[Records from a data collection]
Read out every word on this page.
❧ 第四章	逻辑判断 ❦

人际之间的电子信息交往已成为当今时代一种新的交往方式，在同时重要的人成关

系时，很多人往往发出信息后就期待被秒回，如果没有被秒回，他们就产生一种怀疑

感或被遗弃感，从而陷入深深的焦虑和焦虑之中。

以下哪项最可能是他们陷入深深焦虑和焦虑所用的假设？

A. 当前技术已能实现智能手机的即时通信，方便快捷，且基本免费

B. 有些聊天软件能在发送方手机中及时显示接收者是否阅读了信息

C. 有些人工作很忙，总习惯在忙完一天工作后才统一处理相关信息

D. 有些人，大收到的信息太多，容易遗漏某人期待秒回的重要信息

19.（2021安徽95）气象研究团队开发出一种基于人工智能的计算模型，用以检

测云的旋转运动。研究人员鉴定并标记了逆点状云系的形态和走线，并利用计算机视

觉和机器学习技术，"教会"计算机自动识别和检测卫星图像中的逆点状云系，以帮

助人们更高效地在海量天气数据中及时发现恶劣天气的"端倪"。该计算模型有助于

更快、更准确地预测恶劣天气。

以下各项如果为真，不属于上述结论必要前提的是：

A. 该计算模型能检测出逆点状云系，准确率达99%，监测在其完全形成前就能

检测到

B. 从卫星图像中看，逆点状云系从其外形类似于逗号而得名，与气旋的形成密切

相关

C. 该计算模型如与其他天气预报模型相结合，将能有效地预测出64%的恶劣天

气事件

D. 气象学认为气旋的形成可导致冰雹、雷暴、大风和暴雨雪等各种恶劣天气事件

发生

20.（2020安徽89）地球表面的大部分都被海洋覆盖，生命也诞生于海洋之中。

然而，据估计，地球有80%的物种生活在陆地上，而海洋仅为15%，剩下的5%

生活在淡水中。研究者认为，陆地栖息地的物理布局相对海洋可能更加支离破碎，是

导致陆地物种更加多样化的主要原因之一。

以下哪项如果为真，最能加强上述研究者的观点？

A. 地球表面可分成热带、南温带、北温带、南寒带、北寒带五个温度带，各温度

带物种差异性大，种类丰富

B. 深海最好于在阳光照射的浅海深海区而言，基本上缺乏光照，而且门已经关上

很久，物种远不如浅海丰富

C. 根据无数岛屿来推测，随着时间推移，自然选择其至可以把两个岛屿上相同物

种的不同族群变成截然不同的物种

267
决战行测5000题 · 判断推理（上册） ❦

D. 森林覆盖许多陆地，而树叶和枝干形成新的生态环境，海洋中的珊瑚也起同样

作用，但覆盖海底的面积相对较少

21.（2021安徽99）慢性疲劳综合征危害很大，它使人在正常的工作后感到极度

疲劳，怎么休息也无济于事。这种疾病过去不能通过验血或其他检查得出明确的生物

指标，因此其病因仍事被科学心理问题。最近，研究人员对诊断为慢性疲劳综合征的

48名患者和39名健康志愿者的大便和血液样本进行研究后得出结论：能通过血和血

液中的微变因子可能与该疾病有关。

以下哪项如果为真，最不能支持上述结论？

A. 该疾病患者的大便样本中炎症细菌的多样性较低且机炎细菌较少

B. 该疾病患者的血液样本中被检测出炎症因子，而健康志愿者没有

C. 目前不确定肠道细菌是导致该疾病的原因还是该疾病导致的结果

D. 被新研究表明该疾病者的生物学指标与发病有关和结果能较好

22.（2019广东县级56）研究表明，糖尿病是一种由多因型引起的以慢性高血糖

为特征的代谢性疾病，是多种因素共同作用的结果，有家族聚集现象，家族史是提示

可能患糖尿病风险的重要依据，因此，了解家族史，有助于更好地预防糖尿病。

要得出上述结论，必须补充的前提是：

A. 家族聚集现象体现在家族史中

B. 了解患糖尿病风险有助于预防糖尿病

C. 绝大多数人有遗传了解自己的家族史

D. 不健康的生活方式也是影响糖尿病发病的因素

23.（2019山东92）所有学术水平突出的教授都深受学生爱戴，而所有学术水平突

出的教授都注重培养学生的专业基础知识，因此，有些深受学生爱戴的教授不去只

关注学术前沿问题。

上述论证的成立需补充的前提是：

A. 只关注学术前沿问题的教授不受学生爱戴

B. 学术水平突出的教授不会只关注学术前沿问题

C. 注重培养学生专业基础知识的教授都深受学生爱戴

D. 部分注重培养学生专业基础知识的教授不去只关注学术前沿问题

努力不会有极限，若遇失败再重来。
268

* * *

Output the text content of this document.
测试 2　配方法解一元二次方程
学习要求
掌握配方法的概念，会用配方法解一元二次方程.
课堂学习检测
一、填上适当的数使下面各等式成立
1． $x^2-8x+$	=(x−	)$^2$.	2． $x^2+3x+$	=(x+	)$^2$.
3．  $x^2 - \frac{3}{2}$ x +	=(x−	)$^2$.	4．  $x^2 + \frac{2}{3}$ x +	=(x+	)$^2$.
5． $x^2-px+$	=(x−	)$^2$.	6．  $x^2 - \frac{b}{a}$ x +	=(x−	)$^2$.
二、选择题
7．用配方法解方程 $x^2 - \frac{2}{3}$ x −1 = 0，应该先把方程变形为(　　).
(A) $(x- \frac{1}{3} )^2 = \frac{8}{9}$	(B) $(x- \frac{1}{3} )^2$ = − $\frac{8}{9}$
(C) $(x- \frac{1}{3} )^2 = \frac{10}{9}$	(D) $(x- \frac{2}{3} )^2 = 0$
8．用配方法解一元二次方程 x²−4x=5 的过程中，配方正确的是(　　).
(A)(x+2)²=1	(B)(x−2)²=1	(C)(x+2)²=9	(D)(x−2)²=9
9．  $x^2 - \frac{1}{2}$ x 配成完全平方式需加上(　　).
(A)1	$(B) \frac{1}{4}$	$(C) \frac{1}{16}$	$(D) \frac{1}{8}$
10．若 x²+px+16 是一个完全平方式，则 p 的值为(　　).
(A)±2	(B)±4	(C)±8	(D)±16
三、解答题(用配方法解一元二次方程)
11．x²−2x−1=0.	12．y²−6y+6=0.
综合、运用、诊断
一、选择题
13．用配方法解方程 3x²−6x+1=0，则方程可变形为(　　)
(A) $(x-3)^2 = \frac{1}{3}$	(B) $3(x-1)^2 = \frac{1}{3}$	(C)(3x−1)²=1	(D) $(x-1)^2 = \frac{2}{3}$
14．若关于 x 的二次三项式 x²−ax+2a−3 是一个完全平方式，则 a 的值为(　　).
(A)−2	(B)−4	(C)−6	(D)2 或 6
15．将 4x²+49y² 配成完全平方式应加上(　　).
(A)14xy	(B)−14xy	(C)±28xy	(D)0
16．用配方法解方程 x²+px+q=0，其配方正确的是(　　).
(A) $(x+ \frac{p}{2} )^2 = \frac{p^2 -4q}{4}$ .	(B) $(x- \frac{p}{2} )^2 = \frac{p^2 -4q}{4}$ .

...

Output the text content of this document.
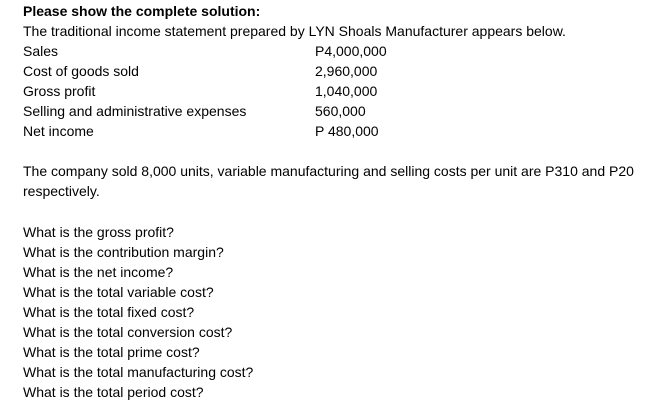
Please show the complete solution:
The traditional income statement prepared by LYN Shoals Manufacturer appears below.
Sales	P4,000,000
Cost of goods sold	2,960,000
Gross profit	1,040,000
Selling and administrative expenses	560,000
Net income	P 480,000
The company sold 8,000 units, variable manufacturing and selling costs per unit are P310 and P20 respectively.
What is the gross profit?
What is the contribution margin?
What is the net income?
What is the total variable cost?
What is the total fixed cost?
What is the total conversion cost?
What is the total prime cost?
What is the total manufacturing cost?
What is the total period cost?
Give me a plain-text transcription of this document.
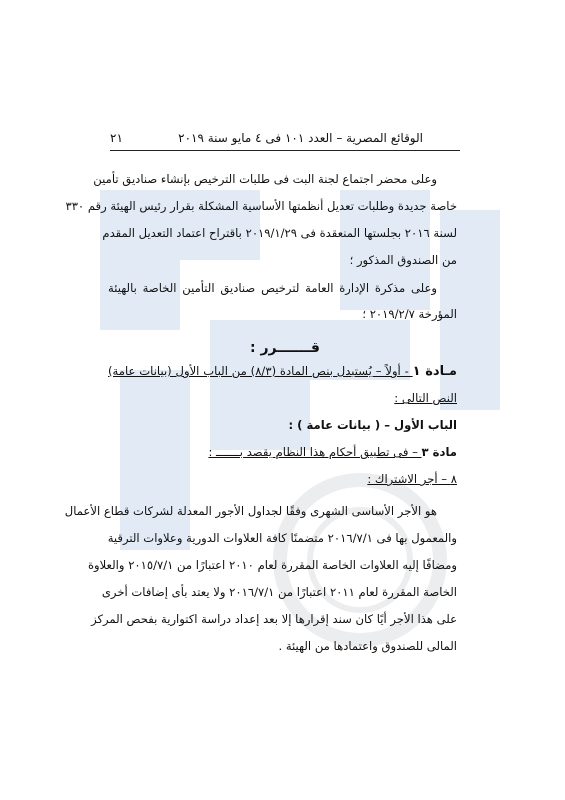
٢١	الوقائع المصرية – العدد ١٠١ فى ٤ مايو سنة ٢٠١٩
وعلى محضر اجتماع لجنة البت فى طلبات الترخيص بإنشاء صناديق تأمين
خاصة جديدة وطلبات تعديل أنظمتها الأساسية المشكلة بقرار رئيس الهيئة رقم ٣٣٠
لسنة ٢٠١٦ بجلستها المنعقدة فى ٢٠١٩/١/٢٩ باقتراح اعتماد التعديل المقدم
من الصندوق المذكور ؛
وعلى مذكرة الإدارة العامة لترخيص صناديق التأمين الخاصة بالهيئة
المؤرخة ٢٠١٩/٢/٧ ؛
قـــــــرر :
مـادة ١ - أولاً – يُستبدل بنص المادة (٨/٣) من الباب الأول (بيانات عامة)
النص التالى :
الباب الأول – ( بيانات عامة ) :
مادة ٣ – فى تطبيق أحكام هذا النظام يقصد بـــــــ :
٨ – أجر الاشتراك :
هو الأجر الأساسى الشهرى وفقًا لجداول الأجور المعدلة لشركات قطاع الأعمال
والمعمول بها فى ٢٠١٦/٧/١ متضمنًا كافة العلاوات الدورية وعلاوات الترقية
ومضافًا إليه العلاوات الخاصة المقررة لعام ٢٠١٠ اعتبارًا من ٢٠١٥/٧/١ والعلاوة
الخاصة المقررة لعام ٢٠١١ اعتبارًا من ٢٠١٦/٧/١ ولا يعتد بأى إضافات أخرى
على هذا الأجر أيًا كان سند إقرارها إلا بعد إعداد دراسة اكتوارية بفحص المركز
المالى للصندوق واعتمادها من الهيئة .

# [What this task involves]
Check each line above for the string "الخاصة" and show the ones that have it.

# [Reply]
وعلى مذكرة الإدارة العامة لترخيص صناديق التأمين الخاصة بالهيئة
ومضافًا إليه العلاوات الخاصة المقررة لعام ٢٠١٠ اعتبارًا من ٢٠١٥/٧/١ والعلاوة
الخاصة المقررة لعام ٢٠١١ اعتبارًا من ٢٠١٦/٧/١ ولا يعتد بأى إضافات أخرى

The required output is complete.